## Goal of the exercise:
For each line of the data below that holds "Chief", copy the line.

## Dataset excerpts:
· · · · ·

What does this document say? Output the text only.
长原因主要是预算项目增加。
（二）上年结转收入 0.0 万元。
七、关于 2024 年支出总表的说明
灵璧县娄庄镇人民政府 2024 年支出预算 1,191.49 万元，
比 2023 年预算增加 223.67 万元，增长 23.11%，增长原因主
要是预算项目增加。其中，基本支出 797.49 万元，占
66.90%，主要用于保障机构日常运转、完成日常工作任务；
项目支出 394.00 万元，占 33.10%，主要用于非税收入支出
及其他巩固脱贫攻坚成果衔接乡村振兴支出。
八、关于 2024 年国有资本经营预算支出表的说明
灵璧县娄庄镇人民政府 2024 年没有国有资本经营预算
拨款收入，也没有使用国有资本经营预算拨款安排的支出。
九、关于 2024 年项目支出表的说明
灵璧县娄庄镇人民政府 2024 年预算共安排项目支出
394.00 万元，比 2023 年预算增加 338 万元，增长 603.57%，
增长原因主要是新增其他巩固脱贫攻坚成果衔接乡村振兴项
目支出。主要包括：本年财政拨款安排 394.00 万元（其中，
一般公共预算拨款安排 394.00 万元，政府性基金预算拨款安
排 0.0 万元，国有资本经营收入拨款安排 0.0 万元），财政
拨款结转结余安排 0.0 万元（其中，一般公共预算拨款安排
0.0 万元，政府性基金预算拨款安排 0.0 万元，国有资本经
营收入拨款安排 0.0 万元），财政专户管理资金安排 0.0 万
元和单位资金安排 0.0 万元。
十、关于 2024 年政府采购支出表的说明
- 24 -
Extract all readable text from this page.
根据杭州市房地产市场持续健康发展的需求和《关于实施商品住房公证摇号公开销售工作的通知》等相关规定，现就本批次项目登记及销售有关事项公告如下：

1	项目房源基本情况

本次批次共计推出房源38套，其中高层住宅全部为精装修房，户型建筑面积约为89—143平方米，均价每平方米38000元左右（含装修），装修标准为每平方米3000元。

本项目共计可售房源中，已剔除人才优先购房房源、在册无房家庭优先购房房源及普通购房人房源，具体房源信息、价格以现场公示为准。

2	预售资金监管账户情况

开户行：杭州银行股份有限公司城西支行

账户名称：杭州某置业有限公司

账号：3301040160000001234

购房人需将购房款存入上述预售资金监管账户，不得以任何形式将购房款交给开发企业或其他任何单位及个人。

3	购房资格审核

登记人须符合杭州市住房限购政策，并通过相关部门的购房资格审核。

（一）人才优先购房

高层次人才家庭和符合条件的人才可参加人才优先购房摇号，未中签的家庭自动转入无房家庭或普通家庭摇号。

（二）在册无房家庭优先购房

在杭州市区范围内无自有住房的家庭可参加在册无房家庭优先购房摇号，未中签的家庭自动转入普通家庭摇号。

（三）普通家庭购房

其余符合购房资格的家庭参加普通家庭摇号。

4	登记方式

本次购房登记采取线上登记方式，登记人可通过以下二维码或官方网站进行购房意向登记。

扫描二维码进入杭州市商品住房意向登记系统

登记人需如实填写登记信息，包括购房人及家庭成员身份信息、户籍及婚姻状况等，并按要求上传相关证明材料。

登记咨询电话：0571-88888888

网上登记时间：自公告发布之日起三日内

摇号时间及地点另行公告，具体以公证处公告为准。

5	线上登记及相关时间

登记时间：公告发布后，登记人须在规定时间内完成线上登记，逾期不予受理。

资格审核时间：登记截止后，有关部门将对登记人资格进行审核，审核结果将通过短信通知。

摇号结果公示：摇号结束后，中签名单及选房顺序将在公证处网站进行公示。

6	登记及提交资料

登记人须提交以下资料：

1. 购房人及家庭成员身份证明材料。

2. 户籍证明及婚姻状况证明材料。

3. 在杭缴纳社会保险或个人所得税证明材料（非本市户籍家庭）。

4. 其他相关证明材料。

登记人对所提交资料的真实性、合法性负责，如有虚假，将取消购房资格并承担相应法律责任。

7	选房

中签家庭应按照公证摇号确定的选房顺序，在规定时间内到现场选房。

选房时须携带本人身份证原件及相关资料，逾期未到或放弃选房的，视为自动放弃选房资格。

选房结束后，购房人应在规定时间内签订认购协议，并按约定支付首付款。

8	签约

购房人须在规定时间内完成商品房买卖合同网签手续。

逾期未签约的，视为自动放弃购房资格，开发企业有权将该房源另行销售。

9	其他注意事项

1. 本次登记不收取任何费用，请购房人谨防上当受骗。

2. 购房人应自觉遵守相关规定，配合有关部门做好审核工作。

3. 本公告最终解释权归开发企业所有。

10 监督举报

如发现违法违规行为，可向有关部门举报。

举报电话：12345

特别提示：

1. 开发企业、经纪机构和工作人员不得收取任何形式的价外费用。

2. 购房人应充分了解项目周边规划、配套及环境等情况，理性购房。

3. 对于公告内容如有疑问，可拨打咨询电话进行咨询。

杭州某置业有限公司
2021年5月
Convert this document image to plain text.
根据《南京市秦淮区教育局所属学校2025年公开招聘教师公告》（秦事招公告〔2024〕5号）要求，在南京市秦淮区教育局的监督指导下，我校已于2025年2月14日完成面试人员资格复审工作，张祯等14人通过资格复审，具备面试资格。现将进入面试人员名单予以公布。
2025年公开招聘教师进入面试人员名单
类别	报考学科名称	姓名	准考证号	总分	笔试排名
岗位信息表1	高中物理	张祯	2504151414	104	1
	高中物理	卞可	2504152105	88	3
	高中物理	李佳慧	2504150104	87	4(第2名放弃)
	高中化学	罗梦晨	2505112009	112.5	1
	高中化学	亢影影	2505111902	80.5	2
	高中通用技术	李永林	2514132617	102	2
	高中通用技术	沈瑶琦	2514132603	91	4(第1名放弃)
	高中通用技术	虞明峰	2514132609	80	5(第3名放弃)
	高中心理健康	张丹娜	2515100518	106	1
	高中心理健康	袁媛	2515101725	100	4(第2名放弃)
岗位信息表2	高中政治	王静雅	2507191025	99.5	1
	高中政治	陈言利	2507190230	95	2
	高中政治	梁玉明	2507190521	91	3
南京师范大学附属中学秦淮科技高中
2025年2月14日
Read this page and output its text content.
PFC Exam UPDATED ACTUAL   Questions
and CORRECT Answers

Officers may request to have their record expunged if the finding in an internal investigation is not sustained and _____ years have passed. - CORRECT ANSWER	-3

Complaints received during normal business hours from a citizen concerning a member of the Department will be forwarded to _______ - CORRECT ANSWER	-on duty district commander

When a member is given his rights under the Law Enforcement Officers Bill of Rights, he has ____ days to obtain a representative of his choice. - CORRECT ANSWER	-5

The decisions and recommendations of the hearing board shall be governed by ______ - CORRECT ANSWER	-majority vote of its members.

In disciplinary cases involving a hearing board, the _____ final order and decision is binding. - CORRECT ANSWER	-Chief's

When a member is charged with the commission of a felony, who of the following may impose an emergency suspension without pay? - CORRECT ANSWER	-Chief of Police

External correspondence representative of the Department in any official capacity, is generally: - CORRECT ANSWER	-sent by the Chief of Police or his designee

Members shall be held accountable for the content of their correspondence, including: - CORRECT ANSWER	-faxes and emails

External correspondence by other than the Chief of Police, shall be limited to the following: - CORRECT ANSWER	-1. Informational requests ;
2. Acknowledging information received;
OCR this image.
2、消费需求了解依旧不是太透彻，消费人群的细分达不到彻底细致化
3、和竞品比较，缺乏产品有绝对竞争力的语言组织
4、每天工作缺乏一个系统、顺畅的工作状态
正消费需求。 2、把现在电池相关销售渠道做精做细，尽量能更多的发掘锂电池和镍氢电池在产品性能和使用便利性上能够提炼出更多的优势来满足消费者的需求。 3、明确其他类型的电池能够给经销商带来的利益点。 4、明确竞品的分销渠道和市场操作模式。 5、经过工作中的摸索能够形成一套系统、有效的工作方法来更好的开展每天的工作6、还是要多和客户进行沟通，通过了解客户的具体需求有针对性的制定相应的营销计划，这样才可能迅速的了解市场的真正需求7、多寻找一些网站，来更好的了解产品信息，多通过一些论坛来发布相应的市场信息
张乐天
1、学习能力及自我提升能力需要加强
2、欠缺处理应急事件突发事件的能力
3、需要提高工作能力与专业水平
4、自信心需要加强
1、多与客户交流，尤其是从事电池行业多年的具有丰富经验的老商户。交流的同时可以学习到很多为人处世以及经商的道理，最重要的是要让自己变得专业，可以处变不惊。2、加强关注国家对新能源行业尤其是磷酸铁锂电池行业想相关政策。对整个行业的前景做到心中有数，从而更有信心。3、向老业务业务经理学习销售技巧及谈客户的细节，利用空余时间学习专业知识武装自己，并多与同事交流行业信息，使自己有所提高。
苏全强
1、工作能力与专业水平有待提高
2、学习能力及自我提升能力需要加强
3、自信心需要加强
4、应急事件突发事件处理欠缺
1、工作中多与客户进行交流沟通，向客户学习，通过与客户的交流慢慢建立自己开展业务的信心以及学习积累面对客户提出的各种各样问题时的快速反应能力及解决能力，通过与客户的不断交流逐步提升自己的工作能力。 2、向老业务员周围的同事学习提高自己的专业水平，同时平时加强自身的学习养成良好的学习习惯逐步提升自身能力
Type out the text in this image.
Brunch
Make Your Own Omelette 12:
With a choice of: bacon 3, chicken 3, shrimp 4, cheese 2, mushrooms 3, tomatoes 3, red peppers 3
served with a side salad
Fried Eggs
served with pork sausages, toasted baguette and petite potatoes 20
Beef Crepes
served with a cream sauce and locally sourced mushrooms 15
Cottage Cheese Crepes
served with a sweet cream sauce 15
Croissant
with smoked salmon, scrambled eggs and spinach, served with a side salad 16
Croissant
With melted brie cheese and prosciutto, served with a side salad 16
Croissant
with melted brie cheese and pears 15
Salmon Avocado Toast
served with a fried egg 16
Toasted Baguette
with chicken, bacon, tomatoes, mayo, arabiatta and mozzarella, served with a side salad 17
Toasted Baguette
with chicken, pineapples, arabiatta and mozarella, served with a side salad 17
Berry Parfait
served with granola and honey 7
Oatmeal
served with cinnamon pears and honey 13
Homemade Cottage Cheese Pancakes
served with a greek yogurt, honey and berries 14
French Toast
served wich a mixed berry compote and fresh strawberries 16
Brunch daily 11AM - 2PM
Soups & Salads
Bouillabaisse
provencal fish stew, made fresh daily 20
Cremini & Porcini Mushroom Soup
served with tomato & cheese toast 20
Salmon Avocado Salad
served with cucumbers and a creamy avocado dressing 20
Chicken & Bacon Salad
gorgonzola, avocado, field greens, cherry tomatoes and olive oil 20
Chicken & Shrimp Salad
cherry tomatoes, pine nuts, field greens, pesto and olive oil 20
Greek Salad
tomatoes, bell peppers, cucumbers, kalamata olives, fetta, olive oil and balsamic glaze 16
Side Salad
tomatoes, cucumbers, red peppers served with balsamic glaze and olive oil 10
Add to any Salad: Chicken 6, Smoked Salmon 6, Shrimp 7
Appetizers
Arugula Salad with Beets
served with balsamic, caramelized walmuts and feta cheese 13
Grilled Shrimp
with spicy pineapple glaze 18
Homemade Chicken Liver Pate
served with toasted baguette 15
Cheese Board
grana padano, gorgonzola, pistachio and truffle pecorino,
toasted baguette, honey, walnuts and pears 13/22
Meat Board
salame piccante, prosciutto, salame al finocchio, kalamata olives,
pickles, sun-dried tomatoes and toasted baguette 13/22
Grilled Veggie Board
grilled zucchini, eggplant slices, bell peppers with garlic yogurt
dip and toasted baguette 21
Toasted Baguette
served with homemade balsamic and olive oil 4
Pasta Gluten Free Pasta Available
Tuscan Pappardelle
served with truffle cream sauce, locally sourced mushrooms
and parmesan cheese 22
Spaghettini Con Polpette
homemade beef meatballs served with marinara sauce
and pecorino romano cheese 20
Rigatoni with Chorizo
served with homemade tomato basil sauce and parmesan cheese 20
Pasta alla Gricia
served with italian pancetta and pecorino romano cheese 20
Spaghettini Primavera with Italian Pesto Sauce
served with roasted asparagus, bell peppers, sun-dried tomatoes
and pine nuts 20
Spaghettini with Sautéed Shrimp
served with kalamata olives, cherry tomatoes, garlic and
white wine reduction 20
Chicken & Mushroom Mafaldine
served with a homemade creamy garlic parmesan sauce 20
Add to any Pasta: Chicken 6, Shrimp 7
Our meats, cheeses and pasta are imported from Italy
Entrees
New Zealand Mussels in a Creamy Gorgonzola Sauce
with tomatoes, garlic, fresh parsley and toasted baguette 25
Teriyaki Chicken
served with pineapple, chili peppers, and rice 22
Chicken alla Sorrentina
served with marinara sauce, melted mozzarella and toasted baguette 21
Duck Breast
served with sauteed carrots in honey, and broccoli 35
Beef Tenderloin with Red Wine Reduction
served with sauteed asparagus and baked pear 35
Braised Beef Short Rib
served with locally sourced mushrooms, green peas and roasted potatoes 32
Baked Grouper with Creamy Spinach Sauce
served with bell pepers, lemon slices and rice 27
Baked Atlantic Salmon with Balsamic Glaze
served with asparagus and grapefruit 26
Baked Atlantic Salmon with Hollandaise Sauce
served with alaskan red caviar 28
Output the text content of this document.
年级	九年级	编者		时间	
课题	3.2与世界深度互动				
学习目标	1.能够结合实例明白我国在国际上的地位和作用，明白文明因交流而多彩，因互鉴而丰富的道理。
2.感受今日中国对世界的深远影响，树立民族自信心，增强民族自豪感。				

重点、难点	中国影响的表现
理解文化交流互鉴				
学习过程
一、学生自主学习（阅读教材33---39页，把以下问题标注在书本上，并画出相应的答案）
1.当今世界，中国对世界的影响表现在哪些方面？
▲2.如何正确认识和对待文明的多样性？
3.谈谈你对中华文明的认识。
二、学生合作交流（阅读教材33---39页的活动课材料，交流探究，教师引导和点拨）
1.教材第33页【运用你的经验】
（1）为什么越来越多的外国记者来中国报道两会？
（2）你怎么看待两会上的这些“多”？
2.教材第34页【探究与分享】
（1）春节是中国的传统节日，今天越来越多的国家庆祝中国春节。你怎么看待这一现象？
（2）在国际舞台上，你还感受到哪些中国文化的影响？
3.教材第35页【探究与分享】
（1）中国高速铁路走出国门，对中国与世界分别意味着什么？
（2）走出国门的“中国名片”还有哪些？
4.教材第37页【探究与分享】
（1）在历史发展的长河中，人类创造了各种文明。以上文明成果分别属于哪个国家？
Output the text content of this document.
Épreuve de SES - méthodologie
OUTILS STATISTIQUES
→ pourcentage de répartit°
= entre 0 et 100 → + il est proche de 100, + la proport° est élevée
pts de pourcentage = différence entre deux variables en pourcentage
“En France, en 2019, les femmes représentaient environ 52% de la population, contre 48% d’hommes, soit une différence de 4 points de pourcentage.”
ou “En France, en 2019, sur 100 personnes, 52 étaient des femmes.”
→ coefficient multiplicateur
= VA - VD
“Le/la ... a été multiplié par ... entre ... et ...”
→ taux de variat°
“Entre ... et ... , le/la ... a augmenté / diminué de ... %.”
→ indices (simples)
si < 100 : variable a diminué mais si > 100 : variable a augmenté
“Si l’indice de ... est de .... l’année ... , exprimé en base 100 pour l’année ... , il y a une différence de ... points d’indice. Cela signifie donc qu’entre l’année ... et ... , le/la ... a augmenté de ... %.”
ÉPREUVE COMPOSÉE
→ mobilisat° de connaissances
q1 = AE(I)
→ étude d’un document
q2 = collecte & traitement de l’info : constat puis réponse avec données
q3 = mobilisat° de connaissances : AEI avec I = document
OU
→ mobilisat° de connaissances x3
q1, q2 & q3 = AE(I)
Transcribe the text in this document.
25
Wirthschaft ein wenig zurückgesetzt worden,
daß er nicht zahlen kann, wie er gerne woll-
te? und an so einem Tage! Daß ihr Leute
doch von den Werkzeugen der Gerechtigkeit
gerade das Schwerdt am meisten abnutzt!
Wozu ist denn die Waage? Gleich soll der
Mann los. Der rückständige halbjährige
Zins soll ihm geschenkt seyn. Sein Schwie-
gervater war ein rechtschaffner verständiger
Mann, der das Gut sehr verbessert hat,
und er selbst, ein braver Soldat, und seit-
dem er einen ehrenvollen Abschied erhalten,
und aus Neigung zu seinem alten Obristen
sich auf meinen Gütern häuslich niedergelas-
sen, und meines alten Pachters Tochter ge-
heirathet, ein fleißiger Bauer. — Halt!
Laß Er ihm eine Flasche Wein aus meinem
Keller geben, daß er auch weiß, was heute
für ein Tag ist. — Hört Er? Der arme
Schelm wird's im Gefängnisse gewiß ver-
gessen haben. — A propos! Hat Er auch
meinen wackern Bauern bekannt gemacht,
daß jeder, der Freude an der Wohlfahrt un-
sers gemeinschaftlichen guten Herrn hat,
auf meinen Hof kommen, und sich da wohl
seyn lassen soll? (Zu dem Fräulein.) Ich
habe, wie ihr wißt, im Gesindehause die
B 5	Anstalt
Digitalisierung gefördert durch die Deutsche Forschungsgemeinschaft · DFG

· · · · ·

## Result of this task:
In disciplinary cases involving a hearing board, the _____ final order and decision is binding. - CORRECT ANSWER	-Chief's
When a member is charged with the commission of a felony, who of the following may impose an emergency suspension without pay? - CORRECT ANSWER	-Chief of Police
External correspondence representative of the Department in any official capacity, is generally: - CORRECT ANSWER	-sent by the Chief of Police or his designee
External correspondence by other than the Chief of Police, shall be limited to the following: - CORRECT ANSWER	-1. Informational requests ;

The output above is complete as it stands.